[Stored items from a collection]

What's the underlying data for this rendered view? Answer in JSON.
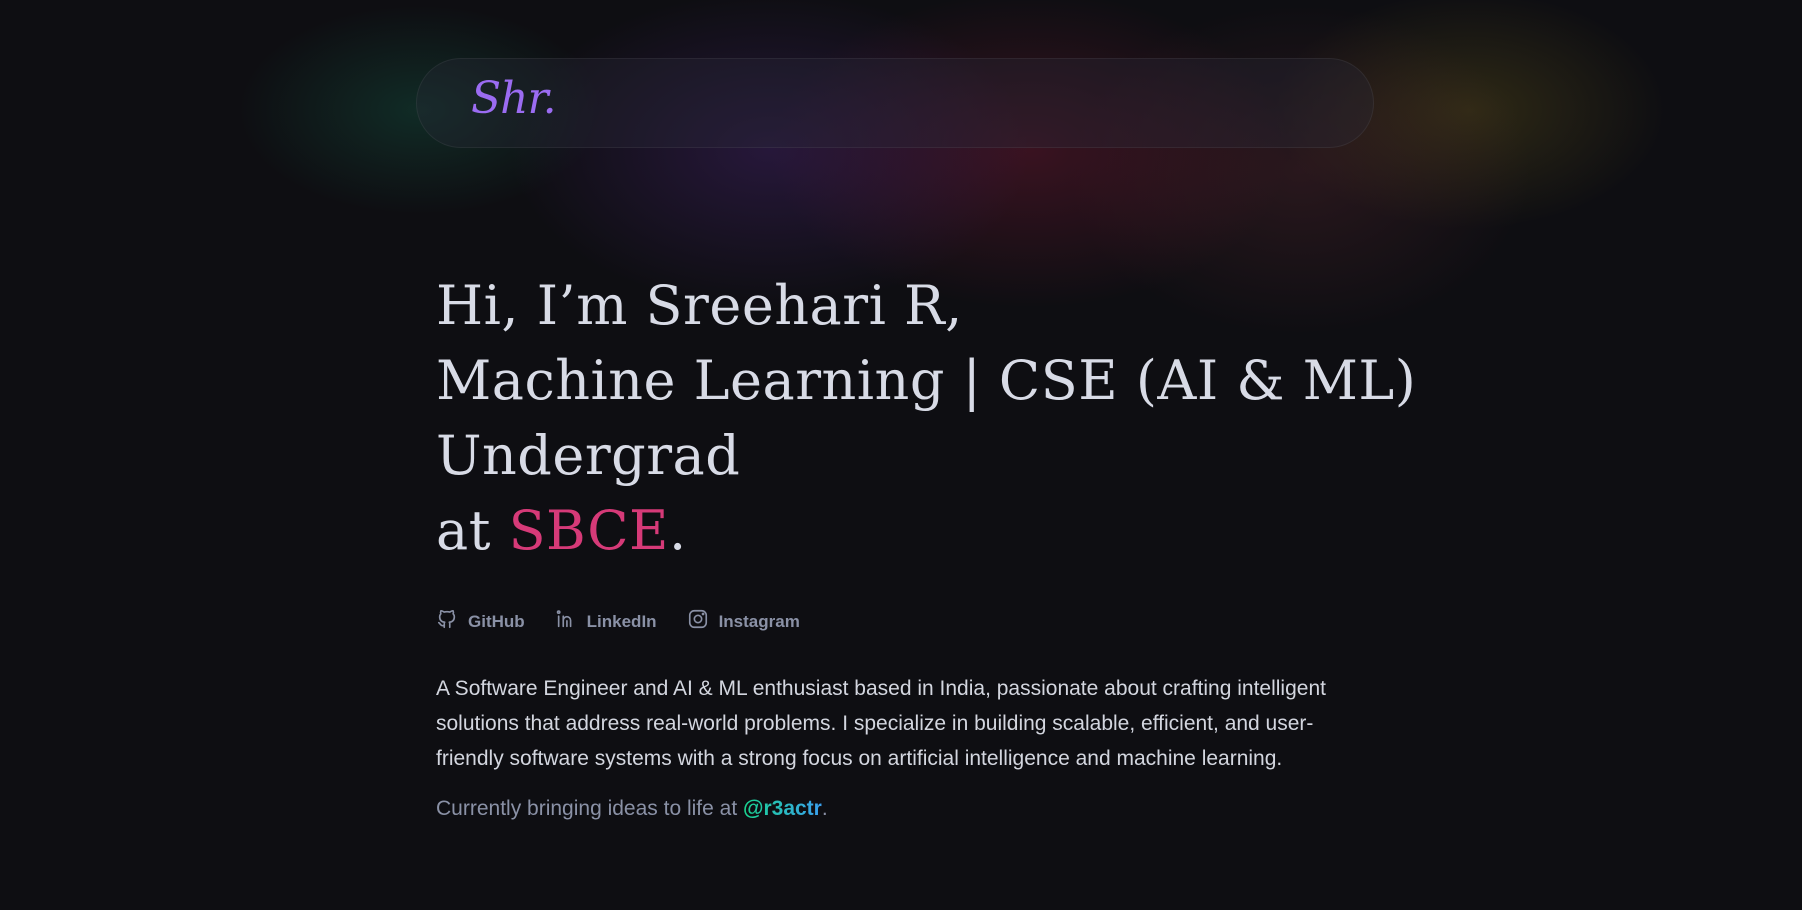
{
  "nav": {
    "logo": "Shr."
  },
  "hero": {
    "line1": "Hi, I’m Sreehari R,",
    "line2": "Machine Learning | CSE (AI & ML)",
    "line3": "Undergrad",
    "line4_prefix": "at ",
    "line4_highlight": "SBCE",
    "line4_suffix": "."
  },
  "socials": [
    {
      "label": "GitHub",
      "icon": "github-icon"
    },
    {
      "label": "LinkedIn",
      "icon": "linkedin-icon"
    },
    {
      "label": "Instagram",
      "icon": "instagram-icon"
    }
  ],
  "bio": "A Software Engineer and AI & ML enthusiast based in India, passionate about crafting intelligent solutions that address real-world problems. I specialize in building scalable, efficient, and user-friendly software systems with a strong focus on artificial intelligence and machine learning.",
  "current": {
    "prefix": "Currently bringing ideas to life at ",
    "link": "@r3actr",
    "suffix": "."
  },
  "colors": {
    "background": "#0e0e12",
    "logo": "#9b6cf2",
    "accent": "#d63a78",
    "link_start": "#19d48e",
    "link_end": "#3aa0f0",
    "muted": "#8a91a6"
  }
}
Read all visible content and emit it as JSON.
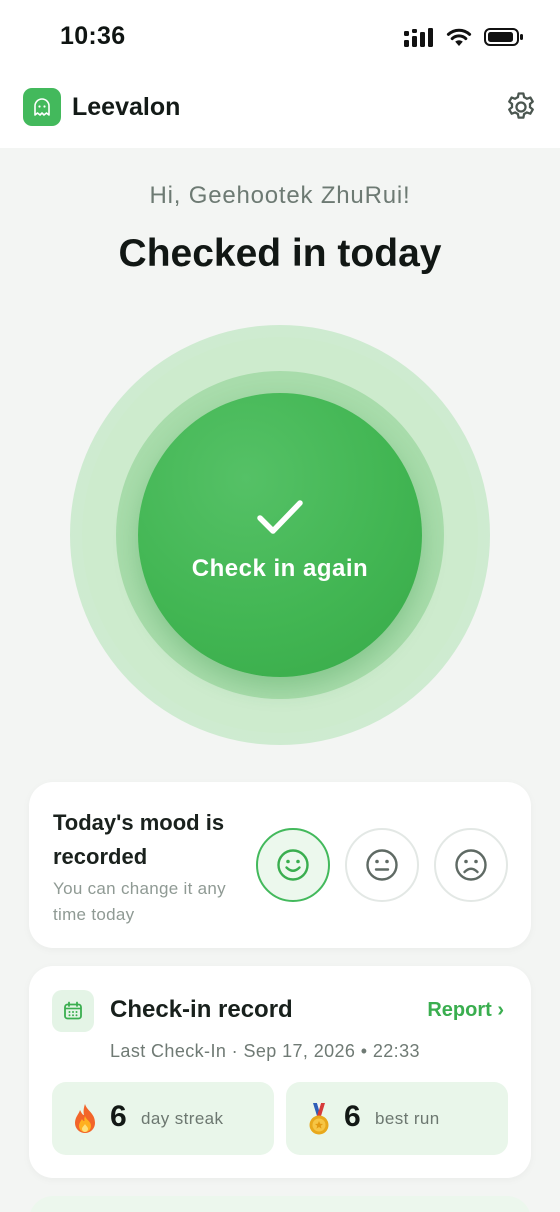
{
  "status_bar": {
    "time": "10:36"
  },
  "header": {
    "app_name": "Leevalon"
  },
  "greeting": "Hi, Geehootek ZhuRui!",
  "status_title": "Checked in today",
  "checkin_button": {
    "label": "Check in again"
  },
  "mood": {
    "title": "Today's mood is recorded",
    "subtitle": "You can change it any time today",
    "options": [
      {
        "name": "happy",
        "selected": true
      },
      {
        "name": "neutral",
        "selected": false
      },
      {
        "name": "sad",
        "selected": false
      }
    ]
  },
  "record": {
    "title": "Check-in record",
    "report_link": "Report ›",
    "last_checkin": "Last Check-In · Sep 17, 2026 • 22:33",
    "streak": {
      "value": "6",
      "label": "day streak"
    },
    "best": {
      "value": "6",
      "label": "best run"
    }
  },
  "colors": {
    "accent": "#43b95c",
    "accent_text": "#3aae4f",
    "background": "#f3f5f3"
  }
}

### BRIEF
Omit the pictures and restate the rest of the records verbatim.

### THE RESULT
What's the underlying data for this rendered view? Answer in JSON.
{
  "nav": {
    "logo": "Shr."
  },
  "hero": {
    "line1": "Hi, I’m Sreehari R,",
    "line2": "Machine Learning | CSE (AI & ML)",
    "line3": "Undergrad",
    "line4_prefix": "at ",
    "line4_highlight": "SBCE",
    "line4_suffix": "."
  },
  "socials": [
    {
      "label": "GitHub",
      "icon": "github-icon"
    },
    {
      "label": "LinkedIn",
      "icon": "linkedin-icon"
    },
    {
      "label": "Instagram",
      "icon": "instagram-icon"
    }
  ],
  "bio": "A Software Engineer and AI & ML enthusiast based in India, passionate about crafting intelligent solutions that address real-world problems. I specialize in building scalable, efficient, and user-friendly software systems with a strong focus on artificial intelligence and machine learning.",
  "current": {
    "prefix": "Currently bringing ideas to life at ",
    "link": "@r3actr",
    "suffix": "."
  },
  "colors": {
    "background": "#0e0e12",
    "logo": "#9b6cf2",
    "accent": "#d63a78",
    "link_start": "#19d48e",
    "link_end": "#3aa0f0",
    "muted": "#8a91a6"
  }
}
Read all visible content and emit it as JSON.
{
  "status_bar": {
    "time": "10:36"
  },
  "header": {
    "app_name": "Leevalon"
  },
  "greeting": "Hi, Geehootek ZhuRui!",
  "status_title": "Checked in today",
  "checkin_button": {
    "label": "Check in again"
  },
  "mood": {
    "title": "Today's mood is recorded",
    "subtitle": "You can change it any time today",
    "options": [
      {
        "name": "happy",
        "selected": true
      },
      {
        "name": "neutral",
        "selected": false
      },
      {
        "name": "sad",
        "selected": false
      }
    ]
  },
  "record": {
    "title": "Check-in record",
    "report_link": "Report ›",
    "last_checkin": "Last Check-In · Sep 17, 2026 • 22:33",
    "streak": {
      "value": "6",
      "label": "day streak"
    },
    "best": {
      "value": "6",
      "label": "best run"
    }
  },
  "colors": {
    "accent": "#43b95c",
    "accent_text": "#3aae4f",
    "background": "#f3f5f3"
  }
}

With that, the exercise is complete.